[DIRECTION] What follows is a listing. Return every line of it exactly.

[DATASET ENTRIES]

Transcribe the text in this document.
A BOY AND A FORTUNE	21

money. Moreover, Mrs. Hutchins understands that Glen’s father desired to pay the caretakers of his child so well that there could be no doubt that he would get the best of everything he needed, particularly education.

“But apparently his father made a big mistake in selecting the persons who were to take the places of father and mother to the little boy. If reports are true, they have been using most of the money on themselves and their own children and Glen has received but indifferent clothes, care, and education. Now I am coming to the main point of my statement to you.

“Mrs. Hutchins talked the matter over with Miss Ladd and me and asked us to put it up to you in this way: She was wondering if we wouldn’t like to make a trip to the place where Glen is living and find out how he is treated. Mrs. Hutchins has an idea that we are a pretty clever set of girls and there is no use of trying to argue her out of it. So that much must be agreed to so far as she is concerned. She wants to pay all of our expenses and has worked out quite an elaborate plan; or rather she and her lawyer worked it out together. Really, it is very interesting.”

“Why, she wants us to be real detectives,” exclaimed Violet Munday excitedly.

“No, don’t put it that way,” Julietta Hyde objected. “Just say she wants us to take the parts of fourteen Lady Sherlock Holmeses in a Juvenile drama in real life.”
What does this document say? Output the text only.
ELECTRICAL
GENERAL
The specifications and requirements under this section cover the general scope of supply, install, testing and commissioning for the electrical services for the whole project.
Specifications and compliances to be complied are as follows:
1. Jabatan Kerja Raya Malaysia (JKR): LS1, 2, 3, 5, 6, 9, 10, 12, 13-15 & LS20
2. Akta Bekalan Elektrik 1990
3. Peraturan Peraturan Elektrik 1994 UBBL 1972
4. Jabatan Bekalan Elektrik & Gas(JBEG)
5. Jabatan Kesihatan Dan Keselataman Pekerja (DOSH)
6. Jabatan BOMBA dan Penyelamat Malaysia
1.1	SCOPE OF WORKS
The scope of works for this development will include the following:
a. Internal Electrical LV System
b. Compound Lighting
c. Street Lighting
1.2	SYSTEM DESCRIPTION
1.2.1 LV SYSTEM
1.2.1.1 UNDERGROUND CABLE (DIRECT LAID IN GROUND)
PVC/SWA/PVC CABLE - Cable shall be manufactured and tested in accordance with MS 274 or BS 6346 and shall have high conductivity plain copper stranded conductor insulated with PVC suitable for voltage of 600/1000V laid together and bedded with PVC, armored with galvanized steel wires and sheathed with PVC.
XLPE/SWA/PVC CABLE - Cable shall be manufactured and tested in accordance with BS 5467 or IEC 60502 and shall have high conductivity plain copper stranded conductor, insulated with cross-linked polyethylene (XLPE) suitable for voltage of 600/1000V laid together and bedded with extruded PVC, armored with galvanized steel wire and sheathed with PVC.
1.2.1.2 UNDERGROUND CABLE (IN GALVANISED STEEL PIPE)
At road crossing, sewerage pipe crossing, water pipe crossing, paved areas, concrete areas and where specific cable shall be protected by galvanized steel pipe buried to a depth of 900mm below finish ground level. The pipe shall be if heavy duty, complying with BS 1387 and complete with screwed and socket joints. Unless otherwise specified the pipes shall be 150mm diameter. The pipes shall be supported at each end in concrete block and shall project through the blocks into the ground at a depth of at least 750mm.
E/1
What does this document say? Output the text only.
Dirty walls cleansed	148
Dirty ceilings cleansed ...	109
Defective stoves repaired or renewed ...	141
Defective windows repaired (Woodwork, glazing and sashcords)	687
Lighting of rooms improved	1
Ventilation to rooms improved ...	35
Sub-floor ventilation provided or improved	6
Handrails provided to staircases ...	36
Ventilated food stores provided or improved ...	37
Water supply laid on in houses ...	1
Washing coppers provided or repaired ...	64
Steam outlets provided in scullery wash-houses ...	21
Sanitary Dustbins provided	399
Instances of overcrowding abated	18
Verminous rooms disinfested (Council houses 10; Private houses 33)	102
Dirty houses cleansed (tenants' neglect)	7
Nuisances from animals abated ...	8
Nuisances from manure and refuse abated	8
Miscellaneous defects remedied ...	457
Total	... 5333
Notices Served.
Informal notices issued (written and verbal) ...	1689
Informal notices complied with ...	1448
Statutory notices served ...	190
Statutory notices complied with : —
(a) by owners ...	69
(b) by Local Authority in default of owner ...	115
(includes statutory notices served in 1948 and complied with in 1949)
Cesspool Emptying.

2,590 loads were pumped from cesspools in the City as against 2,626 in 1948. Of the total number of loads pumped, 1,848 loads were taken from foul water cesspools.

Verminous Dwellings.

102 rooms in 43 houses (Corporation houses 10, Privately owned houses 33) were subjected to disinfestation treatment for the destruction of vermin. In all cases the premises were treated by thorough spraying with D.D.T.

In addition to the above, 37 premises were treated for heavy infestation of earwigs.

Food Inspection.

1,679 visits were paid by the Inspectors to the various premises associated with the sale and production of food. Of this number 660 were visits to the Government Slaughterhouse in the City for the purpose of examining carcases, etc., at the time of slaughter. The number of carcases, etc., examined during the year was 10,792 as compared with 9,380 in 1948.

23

[OUTPUT BELOW]
Transcribe the text in this document.
A BOY AND A FORTUNE	21

money. Moreover, Mrs. Hutchins understands that Glen’s father desired to pay the caretakers of his child so well that there could be no doubt that he would get the best of everything he needed, particularly education.

“But apparently his father made a big mistake in selecting the persons who were to take the places of father and mother to the little boy. If reports are true, they have been using most of the money on themselves and their own children and Glen has received but indifferent clothes, care, and education. Now I am coming to the main point of my statement to you.

“Mrs. Hutchins talked the matter over with Miss Ladd and me and asked us to put it up to you in this way: She was wondering if we wouldn’t like to make a trip to the place where Glen is living and find out how he is treated. Mrs. Hutchins has an idea that we are a pretty clever set of girls and there is no use of trying to argue her out of it. So that much must be agreed to so far as she is concerned. She wants to pay all of our expenses and has worked out quite an elaborate plan; or rather she and her lawyer worked it out together. Really, it is very interesting.”

“Why, she wants us to be real detectives,” exclaimed Violet Munday excitedly.

“No, don’t put it that way,” Julietta Hyde objected. “Just say she wants us to take the parts of fourteen Lady Sherlock Holmeses in a Juvenile drama in real life.”
What does this document say? Output the text only.
ELECTRICAL
GENERAL
The specifications and requirements under this section cover the general scope of supply, install, testing and commissioning for the electrical services for the whole project.
Specifications and compliances to be complied are as follows:
1. Jabatan Kerja Raya Malaysia (JKR): LS1, 2, 3, 5, 6, 9, 10, 12, 13-15 & LS20
2. Akta Bekalan Elektrik 1990
3. Peraturan Peraturan Elektrik 1994 UBBL 1972
4. Jabatan Bekalan Elektrik & Gas(JBEG)
5. Jabatan Kesihatan Dan Keselataman Pekerja (DOSH)
6. Jabatan BOMBA dan Penyelamat Malaysia
1.1	SCOPE OF WORKS
The scope of works for this development will include the following:
a. Internal Electrical LV System
b. Compound Lighting
c. Street Lighting
1.2	SYSTEM DESCRIPTION
1.2.1 LV SYSTEM
1.2.1.1 UNDERGROUND CABLE (DIRECT LAID IN GROUND)
PVC/SWA/PVC CABLE - Cable shall be manufactured and tested in accordance with MS 274 or BS 6346 and shall have high conductivity plain copper stranded conductor insulated with PVC suitable for voltage of 600/1000V laid together and bedded with PVC, armored with galvanized steel wires and sheathed with PVC.
XLPE/SWA/PVC CABLE - Cable shall be manufactured and tested in accordance with BS 5467 or IEC 60502 and shall have high conductivity plain copper stranded conductor, insulated with cross-linked polyethylene (XLPE) suitable for voltage of 600/1000V laid together and bedded with extruded PVC, armored with galvanized steel wire and sheathed with PVC.
1.2.1.2 UNDERGROUND CABLE (IN GALVANISED STEEL PIPE)
At road crossing, sewerage pipe crossing, water pipe crossing, paved areas, concrete areas and where specific cable shall be protected by galvanized steel pipe buried to a depth of 900mm below finish ground level. The pipe shall be if heavy duty, complying with BS 1387 and complete with screwed and socket joints. Unless otherwise specified the pipes shall be 150mm diameter. The pipes shall be supported at each end in concrete block and shall project through the blocks into the ground at a depth of at least 750mm.
E/1
What does this document say? Output the text only.
Dirty walls cleansed	148
Dirty ceilings cleansed ...	109
Defective stoves repaired or renewed ...	141
Defective windows repaired (Woodwork, glazing and sashcords)	687
Lighting of rooms improved	1
Ventilation to rooms improved ...	35
Sub-floor ventilation provided or improved	6
Handrails provided to staircases ...	36
Ventilated food stores provided or improved ...	37
Water supply laid on in houses ...	1
Washing coppers provided or repaired ...	64
Steam outlets provided in scullery wash-houses ...	21
Sanitary Dustbins provided	399
Instances of overcrowding abated	18
Verminous rooms disinfested (Council houses 10; Private houses 33)	102
Dirty houses cleansed (tenants' neglect)	7
Nuisances from animals abated ...	8
Nuisances from manure and refuse abated	8
Miscellaneous defects remedied ...	457
Total	... 5333
Notices Served.
Informal notices issued (written and verbal) ...	1689
Informal notices complied with ...	1448
Statutory notices served ...	190
Statutory notices complied with : —
(a) by owners ...	69
(b) by Local Authority in default of owner ...	115
(includes statutory notices served in 1948 and complied with in 1949)
Cesspool Emptying.

2,590 loads were pumped from cesspools in the City as against 2,626 in 1948. Of the total number of loads pumped, 1,848 loads were taken from foul water cesspools.

Verminous Dwellings.

102 rooms in 43 houses (Corporation houses 10, Privately owned houses 33) were subjected to disinfestation treatment for the destruction of vermin. In all cases the premises were treated by thorough spraying with D.D.T.

In addition to the above, 37 premises were treated for heavy infestation of earwigs.

Food Inspection.

1,679 visits were paid by the Inspectors to the various premises associated with the sale and production of food. Of this number 660 were visits to the Government Slaughterhouse in the City for the purpose of examining carcases, etc., at the time of slaughter. The number of carcases, etc., examined during the year was 10,792 as compared with 9,380 in 1948.

23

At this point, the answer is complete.